Exercise aim: List every web address given for the blog in the blog post below.

[Extract provided — start]

January 17, 2013

Holy DNS Settings, Batman!

Techie people, I am in awe of you.  You are modern day Einsteins.  I have no idea what the hell you do, but I am certain that it is amazing. 

I finally decided to spring for a custom domain name for my blog.  It's a shorter name, which makes it easier to give people my blog address.  Now, instead of the really long and probably forgettable www.yeahisaiditblog.blogspot.com, folks can just type in www.yeahisaiditblog.com.  Or for the really lazy/efficient, just yeahisaiditblog.com.  Yay!

It's such a simple thing, right?  WRONG. 

I purchased my domain through Blogger, with the assurance that when you purchase a domain through Blogger (with Google Apps, who partners with GoDaddy or eNom), everything comes configured to work with Google products.  It should all work seamlessly, lied Google.  Tech-clueless me believed it would be that simple. 

And the sneaky Google henchman behind the curtain laughed at my naivete.

For four score and seven years 3 days, I fought valiantly, trying to convince, manipulate, beat, and bribe Blogger to publish to my new domain name.  And it was all, No. I don't recognize you or your authority here, ma'am.  Be gone.

Then it tried to trick me, Rumpelstiltskin style, by giving me some ridiculously long verification code that wouldn't work in my DNS settings as a CNAME.  So, per the recommendation of a techie guy at my domain registry company, I entered the code as a TXT.  And that didn't even work! 

(Is it me or did I sound like Charlie Brown's teacher in that last paragraph?)

I KNOW!!!!!  I've been editing and adding A records and CNAME records and TXT records and slamalamadingdong records for 3 days now, and I still don't know what any of that means.

It's incredibly confusing.  It's a language I don't speak.  The language of GENIUSES, people.  And we can't all be geniuses, you know?

Which is why I am grateful that techies exist.

Especially female techies.

After 4534 emails (which might be a slight exaggeration) and one fruitless telephone conversation with a techie guy from my domain registry company, and at least 4534 tears, I finally got a solution to my problem 15 minutes after my first interaction with a WOMAN.

She had me send her a screen shot.  She looked into Google Support Forums.  And she went in and fixed that long verification code by removing a period at the end that is not supposed to be there, GOOGLE.  Then she changed it from a TXT to a CNAME.  (I know.  Whatever that is.)  And magically, it worked!!!

Hallelujah!  (For real.) 

Note:  I don't think you have to change any of your settings to keep getting notifications about my blog posts.  A TECHIE WOMAN is on the case (*cue superhero music*), so it should all work like magic now.  If it doesn't, let me know.  (And I will revoke her Woman card.)


I will be adding the Disqus commenting system, so my legions of readers can have a more user-friendly way to leave comments.  (Which you will totally do more often, right?) (Because I really, really like getting comments.) (And I will totally reply to them.) (Signed, Comment Ho.) 


  1. Yep. Working with the technically challenged tech can be very frustrating. That period at the end thing? Very common when communicating by email, which is why I don't put a period at the end of a domain name. Glad you found a person who asked for a screen shot. That was pretty darn smart. Course, I would have asked to have you forward me the email, and then asked what it was you were typing EXACTLY. I've worked with endusers for longer than Dodger has been alive. Seen it before.

    1. See, I didn't even know you were a techie genius, Chester! Next time I'll just ask you!

[Extract provided — finish]
[Source information — start]

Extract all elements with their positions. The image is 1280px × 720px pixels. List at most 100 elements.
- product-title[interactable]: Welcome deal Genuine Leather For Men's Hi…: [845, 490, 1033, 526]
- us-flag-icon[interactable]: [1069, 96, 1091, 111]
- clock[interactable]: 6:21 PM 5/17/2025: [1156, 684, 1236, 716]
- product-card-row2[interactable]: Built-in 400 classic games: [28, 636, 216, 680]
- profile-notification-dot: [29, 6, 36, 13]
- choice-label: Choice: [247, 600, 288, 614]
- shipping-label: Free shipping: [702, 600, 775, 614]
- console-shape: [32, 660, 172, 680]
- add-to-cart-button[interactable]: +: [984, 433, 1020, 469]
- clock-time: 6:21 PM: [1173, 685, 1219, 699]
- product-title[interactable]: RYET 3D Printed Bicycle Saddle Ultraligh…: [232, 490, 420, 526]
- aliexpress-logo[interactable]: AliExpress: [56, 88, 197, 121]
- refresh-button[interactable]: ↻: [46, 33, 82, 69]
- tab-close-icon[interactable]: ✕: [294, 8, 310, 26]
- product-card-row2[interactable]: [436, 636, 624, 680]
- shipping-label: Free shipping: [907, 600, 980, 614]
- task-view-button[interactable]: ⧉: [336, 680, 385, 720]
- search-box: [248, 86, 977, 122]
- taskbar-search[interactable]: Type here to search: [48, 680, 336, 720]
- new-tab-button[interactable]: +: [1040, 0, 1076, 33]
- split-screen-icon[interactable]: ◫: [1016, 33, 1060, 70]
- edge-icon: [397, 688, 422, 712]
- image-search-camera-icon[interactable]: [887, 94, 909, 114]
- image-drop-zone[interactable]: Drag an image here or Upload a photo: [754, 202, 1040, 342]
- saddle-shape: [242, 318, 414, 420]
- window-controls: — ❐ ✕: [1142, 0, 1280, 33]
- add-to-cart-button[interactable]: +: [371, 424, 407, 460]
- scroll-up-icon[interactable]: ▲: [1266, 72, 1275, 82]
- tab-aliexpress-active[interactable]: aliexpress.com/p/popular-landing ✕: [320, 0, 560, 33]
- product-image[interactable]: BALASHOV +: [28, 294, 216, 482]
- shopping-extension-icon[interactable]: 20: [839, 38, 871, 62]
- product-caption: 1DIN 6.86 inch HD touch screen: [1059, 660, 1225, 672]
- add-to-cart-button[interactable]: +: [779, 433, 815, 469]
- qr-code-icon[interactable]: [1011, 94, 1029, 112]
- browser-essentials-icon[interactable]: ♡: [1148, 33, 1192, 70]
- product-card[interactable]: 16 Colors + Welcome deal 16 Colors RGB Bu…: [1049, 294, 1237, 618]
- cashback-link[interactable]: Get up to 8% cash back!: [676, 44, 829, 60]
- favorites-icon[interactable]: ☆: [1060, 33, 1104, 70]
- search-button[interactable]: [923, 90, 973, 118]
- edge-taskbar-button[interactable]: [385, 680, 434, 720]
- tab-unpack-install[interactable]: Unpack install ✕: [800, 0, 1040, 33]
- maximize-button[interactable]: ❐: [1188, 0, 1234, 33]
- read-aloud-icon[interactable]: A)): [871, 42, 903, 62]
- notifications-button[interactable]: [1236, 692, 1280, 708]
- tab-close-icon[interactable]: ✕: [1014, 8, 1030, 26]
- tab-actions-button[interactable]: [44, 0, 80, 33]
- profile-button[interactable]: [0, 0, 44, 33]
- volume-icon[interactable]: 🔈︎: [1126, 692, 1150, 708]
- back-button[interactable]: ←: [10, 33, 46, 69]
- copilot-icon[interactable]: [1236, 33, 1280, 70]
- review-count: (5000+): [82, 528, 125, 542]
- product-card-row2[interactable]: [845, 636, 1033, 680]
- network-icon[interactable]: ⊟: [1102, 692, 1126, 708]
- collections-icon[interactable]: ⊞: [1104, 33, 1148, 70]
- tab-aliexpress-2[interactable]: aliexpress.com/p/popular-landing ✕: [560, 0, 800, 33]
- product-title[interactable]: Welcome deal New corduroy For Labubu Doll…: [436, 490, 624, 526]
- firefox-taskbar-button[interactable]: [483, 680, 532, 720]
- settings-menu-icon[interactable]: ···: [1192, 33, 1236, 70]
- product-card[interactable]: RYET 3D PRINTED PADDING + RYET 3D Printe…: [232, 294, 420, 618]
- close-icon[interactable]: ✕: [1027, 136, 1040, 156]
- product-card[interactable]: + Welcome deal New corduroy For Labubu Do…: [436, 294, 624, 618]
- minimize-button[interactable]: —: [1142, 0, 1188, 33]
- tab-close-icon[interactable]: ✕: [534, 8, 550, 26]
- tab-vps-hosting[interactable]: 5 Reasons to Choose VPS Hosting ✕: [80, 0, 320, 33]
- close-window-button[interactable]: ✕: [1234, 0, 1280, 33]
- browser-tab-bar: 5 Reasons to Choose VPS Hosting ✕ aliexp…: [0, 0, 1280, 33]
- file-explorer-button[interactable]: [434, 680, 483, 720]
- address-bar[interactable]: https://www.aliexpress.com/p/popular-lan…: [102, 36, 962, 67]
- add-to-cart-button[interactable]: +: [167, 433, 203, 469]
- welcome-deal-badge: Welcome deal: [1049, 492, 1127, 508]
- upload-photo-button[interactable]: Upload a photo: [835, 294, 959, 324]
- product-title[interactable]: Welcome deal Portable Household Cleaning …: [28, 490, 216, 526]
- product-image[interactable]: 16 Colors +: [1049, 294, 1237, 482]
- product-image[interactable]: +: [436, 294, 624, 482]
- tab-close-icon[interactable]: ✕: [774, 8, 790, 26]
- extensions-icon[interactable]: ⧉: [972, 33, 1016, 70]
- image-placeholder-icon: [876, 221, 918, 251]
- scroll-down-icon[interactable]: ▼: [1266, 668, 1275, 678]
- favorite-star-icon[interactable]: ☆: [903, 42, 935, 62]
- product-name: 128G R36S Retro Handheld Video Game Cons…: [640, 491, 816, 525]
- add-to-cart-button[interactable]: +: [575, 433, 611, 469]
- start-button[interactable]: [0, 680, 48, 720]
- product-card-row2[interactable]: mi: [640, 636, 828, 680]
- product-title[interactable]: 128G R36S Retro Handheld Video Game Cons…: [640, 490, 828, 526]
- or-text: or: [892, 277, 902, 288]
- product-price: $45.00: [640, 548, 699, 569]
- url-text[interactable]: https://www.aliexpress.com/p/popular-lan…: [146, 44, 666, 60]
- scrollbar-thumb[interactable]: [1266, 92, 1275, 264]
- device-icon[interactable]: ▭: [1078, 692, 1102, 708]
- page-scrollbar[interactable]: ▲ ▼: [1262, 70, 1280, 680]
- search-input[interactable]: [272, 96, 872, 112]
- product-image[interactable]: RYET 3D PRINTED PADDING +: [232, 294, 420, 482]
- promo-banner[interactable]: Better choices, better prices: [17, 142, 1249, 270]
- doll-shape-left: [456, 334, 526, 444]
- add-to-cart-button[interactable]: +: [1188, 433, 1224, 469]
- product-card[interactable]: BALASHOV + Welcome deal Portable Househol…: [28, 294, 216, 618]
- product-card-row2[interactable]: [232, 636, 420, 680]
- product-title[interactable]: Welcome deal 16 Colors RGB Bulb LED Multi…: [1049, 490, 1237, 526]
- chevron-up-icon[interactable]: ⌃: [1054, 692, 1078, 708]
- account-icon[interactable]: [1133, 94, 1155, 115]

[Source information — finish]

Finished exercise:
www.yeahisaiditblog.blogspot.com
www.yeahisaiditblog.com
yeahisaiditblog.com